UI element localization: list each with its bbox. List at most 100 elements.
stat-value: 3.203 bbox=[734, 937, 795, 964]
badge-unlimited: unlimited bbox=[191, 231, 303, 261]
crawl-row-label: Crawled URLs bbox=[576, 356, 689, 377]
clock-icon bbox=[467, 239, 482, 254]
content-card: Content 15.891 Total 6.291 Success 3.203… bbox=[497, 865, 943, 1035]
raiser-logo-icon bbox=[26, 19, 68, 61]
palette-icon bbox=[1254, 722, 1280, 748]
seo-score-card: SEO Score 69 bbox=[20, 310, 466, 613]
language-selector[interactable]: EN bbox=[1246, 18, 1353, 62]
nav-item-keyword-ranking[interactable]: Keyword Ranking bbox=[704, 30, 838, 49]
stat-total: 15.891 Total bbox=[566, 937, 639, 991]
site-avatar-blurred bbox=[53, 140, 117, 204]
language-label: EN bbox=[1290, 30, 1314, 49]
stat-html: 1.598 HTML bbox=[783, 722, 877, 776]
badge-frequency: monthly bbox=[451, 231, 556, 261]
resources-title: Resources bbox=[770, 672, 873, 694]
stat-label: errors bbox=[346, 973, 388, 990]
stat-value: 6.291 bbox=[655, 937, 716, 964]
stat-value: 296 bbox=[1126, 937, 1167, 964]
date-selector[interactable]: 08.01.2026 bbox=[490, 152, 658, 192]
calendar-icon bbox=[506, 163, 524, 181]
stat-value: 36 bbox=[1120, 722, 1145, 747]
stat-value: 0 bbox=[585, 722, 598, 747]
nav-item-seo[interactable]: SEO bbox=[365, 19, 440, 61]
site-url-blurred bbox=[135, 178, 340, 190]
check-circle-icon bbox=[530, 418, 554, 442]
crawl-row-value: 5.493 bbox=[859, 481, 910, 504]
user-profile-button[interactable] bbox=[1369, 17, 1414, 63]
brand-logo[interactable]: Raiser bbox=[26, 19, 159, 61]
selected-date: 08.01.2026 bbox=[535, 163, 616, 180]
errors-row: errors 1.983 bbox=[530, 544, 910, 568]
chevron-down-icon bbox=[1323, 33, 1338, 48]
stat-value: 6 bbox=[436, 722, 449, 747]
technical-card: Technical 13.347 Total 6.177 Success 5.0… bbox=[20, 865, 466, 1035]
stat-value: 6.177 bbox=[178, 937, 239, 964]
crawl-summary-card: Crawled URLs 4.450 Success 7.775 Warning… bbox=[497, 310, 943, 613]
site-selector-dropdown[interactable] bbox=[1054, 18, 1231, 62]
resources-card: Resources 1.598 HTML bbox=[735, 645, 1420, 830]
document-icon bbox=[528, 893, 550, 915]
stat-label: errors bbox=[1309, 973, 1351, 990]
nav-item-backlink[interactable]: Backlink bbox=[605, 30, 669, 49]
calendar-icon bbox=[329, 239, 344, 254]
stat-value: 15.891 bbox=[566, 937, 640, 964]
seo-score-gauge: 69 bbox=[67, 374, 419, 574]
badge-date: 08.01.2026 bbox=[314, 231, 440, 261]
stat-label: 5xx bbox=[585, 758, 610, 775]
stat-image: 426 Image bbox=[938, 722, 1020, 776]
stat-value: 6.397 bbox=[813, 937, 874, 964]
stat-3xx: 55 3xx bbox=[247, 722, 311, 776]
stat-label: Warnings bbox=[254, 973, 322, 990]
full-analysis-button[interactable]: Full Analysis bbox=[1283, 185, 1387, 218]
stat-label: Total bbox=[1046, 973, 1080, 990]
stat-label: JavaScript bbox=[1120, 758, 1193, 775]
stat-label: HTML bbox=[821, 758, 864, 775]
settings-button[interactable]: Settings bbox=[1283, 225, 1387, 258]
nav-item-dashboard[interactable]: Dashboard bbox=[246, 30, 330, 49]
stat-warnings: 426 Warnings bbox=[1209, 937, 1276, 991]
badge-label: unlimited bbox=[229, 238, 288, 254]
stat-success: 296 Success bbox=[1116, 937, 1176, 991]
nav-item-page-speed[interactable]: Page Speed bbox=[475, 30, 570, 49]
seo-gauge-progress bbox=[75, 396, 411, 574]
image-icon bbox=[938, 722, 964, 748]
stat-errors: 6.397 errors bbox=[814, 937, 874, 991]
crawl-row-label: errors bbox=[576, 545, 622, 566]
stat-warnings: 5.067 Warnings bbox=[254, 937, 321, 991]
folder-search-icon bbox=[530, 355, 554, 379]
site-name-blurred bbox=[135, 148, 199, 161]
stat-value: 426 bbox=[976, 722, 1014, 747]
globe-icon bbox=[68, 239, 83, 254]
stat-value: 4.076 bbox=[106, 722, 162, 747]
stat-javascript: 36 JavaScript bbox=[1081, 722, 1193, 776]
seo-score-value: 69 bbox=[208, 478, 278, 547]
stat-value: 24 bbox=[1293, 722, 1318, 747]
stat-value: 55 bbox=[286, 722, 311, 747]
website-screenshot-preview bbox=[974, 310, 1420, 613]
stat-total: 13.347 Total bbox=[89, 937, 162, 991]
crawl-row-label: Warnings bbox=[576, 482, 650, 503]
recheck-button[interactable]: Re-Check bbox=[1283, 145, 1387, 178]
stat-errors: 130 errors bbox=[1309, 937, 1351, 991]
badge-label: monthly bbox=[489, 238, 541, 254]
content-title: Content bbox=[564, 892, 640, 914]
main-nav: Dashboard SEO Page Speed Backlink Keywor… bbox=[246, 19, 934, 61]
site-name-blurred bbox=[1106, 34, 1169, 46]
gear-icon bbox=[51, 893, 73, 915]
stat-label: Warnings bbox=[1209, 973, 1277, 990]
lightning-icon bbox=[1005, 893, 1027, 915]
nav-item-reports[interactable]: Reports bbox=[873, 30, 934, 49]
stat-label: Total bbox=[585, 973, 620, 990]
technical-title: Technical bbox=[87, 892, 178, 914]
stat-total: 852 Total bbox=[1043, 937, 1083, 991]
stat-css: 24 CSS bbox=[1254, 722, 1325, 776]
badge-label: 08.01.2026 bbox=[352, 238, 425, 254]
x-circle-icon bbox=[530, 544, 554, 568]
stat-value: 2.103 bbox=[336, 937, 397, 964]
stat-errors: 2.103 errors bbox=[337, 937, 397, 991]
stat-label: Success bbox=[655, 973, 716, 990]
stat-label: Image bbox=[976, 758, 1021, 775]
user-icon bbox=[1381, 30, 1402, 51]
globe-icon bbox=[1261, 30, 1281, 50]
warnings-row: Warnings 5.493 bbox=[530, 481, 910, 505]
==*==
Цель – Переименуйте «Crawled URLs» в «Scanned URLs» во всех строках выше и выпишите эти строки целиком, больше ничего в них не меняя.

Ответ к упражнению –
UI element localization: list each with its bbox. List at most 100 elements.
stat-value: 3.203 bbox=[734, 937, 795, 964]
badge-unlimited: unlimited bbox=[191, 231, 303, 261]
crawl-row-label: Scanned URLs bbox=[576, 356, 689, 377]
clock-icon bbox=[467, 239, 482, 254]
content-card: Content 15.891 Total 6.291 Success 3.203… bbox=[497, 865, 943, 1035]
raiser-logo-icon bbox=[26, 19, 68, 61]
palette-icon bbox=[1254, 722, 1280, 748]
seo-score-card: SEO Score 69 bbox=[20, 310, 466, 613]
language-selector[interactable]: EN bbox=[1246, 18, 1353, 62]
nav-item-keyword-ranking[interactable]: Keyword Ranking bbox=[704, 30, 838, 49]
stat-total: 15.891 Total bbox=[566, 937, 639, 991]
site-avatar-blurred bbox=[53, 140, 117, 204]
language-label: EN bbox=[1290, 30, 1314, 49]
stat-html: 1.598 HTML bbox=[783, 722, 877, 776]
badge-frequency: monthly bbox=[451, 231, 556, 261]
resources-title: Resources bbox=[770, 672, 873, 694]
stat-label: errors bbox=[346, 973, 388, 990]
stat-value: 6.291 bbox=[655, 937, 716, 964]
stat-value: 296 bbox=[1126, 937, 1167, 964]
date-selector[interactable]: 08.01.2026 bbox=[490, 152, 658, 192]
calendar-icon bbox=[506, 163, 524, 181]
stat-value: 36 bbox=[1120, 722, 1145, 747]
stat-value: 0 bbox=[585, 722, 598, 747]
nav-item-seo[interactable]: SEO bbox=[365, 19, 440, 61]
site-url-blurred bbox=[135, 178, 340, 190]
check-circle-icon bbox=[530, 418, 554, 442]
crawl-row-value: 5.493 bbox=[859, 481, 910, 504]
user-profile-button[interactable] bbox=[1369, 17, 1414, 63]
brand-logo[interactable]: Raiser bbox=[26, 19, 159, 61]
selected-date: 08.01.2026 bbox=[535, 163, 616, 180]
errors-row: errors 1.983 bbox=[530, 544, 910, 568]
chevron-down-icon bbox=[1323, 33, 1338, 48]
stat-value: 6 bbox=[436, 722, 449, 747]
technical-card: Technical 13.347 Total 6.177 Success 5.0… bbox=[20, 865, 466, 1035]
stat-value: 6.177 bbox=[178, 937, 239, 964]
crawl-summary-card: Scanned URLs 4.450 Success 7.775 Warning… bbox=[497, 310, 943, 613]
site-selector-dropdown[interactable] bbox=[1054, 18, 1231, 62]
resources-card: Resources 1.598 HTML bbox=[735, 645, 1420, 830]
document-icon bbox=[528, 893, 550, 915]
stat-label: errors bbox=[1309, 973, 1351, 990]
nav-item-backlink[interactable]: Backlink bbox=[605, 30, 669, 49]
calendar-icon bbox=[329, 239, 344, 254]
stat-value: 15.891 bbox=[566, 937, 640, 964]
seo-score-gauge: 69 bbox=[67, 374, 419, 574]
badge-date: 08.01.2026 bbox=[314, 231, 440, 261]
stat-label: 5xx bbox=[585, 758, 610, 775]
stat-image: 426 Image bbox=[938, 722, 1020, 776]
stat-value: 6.397 bbox=[813, 937, 874, 964]
stat-3xx: 55 3xx bbox=[247, 722, 311, 776]
stat-label: Warnings bbox=[254, 973, 322, 990]
full-analysis-button[interactable]: Full Analysis bbox=[1283, 185, 1387, 218]
stat-label: Total bbox=[1046, 973, 1080, 990]
stat-label: JavaScript bbox=[1120, 758, 1193, 775]
stat-label: HTML bbox=[821, 758, 864, 775]
settings-button[interactable]: Settings bbox=[1283, 225, 1387, 258]
nav-item-dashboard[interactable]: Dashboard bbox=[246, 30, 330, 49]
stat-warnings: 426 Warnings bbox=[1209, 937, 1276, 991]
badge-label: unlimited bbox=[229, 238, 288, 254]
stat-success: 296 Success bbox=[1116, 937, 1176, 991]
nav-item-page-speed[interactable]: Page Speed bbox=[475, 30, 570, 49]
seo-gauge-progress bbox=[75, 396, 411, 574]
image-icon bbox=[938, 722, 964, 748]
stat-errors: 6.397 errors bbox=[814, 937, 874, 991]
crawl-row-label: errors bbox=[576, 545, 622, 566]
stat-warnings: 5.067 Warnings bbox=[254, 937, 321, 991]
folder-search-icon bbox=[530, 355, 554, 379]
site-name-blurred bbox=[135, 148, 199, 161]
stat-value: 426 bbox=[976, 722, 1014, 747]
globe-icon bbox=[68, 239, 83, 254]
stat-value: 4.076 bbox=[106, 722, 162, 747]
stat-javascript: 36 JavaScript bbox=[1081, 722, 1193, 776]
seo-score-value: 69 bbox=[208, 478, 278, 547]
stat-value: 24 bbox=[1293, 722, 1318, 747]
stat-value: 55 bbox=[286, 722, 311, 747]
website-screenshot-preview bbox=[974, 310, 1420, 613]
stat-total: 13.347 Total bbox=[89, 937, 162, 991]
crawl-row-label: Warnings bbox=[576, 482, 650, 503]
recheck-button[interactable]: Re-Check bbox=[1283, 145, 1387, 178]
stat-errors: 130 errors bbox=[1309, 937, 1351, 991]
badge-label: monthly bbox=[489, 238, 541, 254]
content-title: Content bbox=[564, 892, 640, 914]
main-nav: Dashboard SEO Page Speed Backlink Keywor… bbox=[246, 19, 934, 61]
site-name-blurred bbox=[1106, 34, 1169, 46]
gear-icon bbox=[51, 893, 73, 915]
stat-label: Warnings bbox=[1209, 973, 1277, 990]
lightning-icon bbox=[1005, 893, 1027, 915]
nav-item-reports[interactable]: Reports bbox=[873, 30, 934, 49]
stat-label: Total bbox=[585, 973, 620, 990]
technical-title: Technical bbox=[87, 892, 178, 914]
stat-total: 852 Total bbox=[1043, 937, 1083, 991]
stat-css: 24 CSS bbox=[1254, 722, 1325, 776]
badge-label: 08.01.2026 bbox=[352, 238, 425, 254]
x-circle-icon bbox=[530, 544, 554, 568]
stat-value: 2.103 bbox=[336, 937, 397, 964]
stat-errors: 2.103 errors bbox=[337, 937, 397, 991]
stat-label: Success bbox=[655, 973, 716, 990]
stat-label: Image bbox=[976, 758, 1021, 775]
user-icon bbox=[1381, 30, 1402, 51]
globe-icon bbox=[1261, 30, 1281, 50]
warnings-row: Warnings 5.493 bbox=[530, 481, 910, 505]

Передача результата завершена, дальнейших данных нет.